Figure record extracts
'''

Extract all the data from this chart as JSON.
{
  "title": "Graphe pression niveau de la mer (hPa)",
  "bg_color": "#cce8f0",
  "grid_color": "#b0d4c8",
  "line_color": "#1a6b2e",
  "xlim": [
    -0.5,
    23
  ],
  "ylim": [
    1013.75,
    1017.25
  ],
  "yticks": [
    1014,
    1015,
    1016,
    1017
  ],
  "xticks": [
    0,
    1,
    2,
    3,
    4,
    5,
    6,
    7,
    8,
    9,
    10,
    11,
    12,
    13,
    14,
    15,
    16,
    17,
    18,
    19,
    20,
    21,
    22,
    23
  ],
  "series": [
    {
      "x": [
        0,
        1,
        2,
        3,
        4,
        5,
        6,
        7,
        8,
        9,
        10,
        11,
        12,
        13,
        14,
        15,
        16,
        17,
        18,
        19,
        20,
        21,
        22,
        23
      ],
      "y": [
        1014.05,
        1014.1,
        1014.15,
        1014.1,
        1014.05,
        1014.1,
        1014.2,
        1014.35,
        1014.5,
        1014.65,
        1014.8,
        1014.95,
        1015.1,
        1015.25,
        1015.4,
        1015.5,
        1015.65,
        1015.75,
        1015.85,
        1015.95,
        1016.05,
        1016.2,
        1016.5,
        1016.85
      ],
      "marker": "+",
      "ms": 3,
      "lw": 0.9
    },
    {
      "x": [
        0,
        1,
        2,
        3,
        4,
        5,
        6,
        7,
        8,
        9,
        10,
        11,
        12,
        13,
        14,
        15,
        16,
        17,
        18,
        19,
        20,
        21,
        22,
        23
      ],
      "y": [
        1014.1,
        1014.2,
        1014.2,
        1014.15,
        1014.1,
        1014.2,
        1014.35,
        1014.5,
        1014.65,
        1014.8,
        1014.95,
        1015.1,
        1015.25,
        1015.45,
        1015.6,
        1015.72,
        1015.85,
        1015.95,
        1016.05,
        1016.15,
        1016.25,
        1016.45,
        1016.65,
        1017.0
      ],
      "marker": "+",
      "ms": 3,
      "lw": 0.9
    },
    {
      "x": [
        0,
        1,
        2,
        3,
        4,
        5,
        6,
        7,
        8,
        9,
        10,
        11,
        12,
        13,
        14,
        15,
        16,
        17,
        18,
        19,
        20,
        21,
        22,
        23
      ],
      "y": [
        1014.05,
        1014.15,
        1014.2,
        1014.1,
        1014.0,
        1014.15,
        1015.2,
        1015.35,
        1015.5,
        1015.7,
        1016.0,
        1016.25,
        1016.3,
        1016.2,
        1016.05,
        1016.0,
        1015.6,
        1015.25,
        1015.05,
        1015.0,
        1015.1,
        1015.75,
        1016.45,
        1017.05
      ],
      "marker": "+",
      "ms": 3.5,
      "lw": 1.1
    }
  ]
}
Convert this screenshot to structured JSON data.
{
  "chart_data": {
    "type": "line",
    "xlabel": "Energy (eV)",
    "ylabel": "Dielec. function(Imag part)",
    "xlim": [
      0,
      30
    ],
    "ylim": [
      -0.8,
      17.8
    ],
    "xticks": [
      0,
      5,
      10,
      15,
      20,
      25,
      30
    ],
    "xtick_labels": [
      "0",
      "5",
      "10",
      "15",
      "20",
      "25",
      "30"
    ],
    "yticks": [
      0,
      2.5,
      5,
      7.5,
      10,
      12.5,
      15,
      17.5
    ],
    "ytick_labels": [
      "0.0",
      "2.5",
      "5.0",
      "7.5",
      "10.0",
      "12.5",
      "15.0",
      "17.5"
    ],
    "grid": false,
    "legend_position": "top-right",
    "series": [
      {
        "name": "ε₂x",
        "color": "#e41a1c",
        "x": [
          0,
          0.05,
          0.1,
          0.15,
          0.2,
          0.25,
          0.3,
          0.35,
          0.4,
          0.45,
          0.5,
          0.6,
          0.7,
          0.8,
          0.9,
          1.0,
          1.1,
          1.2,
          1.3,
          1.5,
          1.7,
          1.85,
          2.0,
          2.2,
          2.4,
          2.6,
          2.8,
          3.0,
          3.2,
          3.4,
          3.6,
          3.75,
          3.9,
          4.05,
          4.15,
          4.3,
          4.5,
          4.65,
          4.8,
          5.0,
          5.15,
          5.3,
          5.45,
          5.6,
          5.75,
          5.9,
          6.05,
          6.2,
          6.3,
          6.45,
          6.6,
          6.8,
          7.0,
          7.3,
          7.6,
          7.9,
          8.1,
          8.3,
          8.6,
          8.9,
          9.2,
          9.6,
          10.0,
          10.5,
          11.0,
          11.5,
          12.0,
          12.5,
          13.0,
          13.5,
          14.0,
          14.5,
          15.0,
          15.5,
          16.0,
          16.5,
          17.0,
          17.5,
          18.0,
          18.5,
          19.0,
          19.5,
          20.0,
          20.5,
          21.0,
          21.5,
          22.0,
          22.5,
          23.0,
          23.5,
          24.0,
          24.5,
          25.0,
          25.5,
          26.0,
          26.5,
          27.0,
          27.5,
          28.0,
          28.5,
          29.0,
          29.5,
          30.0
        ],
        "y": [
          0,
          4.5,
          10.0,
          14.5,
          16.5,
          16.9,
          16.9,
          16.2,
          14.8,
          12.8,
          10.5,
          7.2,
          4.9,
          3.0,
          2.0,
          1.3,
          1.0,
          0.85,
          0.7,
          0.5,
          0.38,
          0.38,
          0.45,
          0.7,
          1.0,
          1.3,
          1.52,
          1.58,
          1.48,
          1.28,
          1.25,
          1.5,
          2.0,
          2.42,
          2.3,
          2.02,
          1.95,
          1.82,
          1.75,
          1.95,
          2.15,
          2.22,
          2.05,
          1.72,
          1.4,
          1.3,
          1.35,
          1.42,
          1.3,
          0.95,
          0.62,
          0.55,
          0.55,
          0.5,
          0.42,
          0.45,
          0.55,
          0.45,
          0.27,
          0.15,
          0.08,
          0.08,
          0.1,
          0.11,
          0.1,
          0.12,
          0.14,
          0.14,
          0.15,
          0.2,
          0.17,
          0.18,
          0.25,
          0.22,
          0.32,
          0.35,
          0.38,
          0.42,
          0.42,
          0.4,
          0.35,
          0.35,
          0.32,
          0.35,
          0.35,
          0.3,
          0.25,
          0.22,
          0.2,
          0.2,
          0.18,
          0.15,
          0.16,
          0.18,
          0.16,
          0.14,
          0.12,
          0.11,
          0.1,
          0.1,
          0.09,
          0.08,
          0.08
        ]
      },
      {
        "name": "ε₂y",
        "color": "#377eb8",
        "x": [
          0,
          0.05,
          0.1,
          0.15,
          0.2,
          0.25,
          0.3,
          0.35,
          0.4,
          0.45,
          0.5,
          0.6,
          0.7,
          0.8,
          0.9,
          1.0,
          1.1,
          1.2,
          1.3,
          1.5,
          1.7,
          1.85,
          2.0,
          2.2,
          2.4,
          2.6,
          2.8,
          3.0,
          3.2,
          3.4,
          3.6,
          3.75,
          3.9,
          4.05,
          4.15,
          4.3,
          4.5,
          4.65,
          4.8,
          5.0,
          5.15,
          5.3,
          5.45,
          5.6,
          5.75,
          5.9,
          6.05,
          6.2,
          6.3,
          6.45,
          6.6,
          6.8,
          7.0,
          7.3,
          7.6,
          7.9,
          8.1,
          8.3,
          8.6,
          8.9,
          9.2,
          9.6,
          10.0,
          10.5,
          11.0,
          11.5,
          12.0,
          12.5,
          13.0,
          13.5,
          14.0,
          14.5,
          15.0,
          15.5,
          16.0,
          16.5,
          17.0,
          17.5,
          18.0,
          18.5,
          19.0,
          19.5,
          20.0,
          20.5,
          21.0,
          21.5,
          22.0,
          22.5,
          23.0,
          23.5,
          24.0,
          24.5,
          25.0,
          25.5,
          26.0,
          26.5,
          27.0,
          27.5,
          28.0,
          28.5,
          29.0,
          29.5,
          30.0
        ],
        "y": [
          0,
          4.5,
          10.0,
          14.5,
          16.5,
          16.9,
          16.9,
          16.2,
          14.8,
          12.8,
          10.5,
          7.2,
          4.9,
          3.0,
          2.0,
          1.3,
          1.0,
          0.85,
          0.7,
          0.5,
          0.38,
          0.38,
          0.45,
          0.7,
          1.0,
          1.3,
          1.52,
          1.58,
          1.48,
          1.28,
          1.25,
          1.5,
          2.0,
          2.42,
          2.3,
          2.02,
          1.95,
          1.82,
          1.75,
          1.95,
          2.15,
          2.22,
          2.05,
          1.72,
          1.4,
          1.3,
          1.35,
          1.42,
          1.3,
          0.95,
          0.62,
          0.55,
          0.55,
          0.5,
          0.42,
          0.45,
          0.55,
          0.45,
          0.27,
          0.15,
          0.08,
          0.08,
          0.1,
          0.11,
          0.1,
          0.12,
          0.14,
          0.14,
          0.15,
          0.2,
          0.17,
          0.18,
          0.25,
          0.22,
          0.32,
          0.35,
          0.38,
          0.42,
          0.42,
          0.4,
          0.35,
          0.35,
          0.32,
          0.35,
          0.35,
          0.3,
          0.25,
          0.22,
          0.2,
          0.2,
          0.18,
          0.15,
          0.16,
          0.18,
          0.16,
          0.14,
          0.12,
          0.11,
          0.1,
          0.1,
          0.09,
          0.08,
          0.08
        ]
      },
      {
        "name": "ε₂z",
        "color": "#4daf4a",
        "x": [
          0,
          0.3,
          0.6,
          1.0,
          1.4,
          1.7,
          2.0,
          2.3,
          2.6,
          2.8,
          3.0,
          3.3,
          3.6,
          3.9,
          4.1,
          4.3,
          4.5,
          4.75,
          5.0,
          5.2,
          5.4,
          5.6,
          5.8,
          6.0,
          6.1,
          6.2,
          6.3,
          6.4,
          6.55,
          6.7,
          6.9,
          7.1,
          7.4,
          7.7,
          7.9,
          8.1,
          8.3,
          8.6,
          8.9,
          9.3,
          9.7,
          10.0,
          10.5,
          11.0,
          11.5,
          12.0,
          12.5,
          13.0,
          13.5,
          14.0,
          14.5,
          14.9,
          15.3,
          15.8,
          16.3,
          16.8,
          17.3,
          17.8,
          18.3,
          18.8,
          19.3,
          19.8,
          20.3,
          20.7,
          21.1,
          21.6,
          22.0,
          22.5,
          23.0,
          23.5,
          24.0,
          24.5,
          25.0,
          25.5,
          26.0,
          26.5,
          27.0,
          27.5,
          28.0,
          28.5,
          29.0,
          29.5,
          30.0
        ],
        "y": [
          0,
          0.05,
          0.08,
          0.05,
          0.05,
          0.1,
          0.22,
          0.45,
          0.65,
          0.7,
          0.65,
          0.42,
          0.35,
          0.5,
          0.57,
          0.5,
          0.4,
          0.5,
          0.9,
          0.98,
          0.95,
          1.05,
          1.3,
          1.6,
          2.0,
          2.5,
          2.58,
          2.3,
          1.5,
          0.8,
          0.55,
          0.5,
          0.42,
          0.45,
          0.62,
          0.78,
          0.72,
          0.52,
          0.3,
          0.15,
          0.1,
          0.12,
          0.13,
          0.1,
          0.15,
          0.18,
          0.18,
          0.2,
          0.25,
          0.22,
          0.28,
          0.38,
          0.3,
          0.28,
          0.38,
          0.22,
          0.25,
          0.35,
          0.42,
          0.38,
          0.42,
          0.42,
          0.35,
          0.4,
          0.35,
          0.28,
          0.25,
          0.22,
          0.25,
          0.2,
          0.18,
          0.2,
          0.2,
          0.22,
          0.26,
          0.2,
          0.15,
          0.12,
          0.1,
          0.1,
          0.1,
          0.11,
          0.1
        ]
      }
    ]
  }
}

'''

• What is asked: Only the number is wanted: how many lines of the material above include the word "JSON"?

• Answer to this problem: 2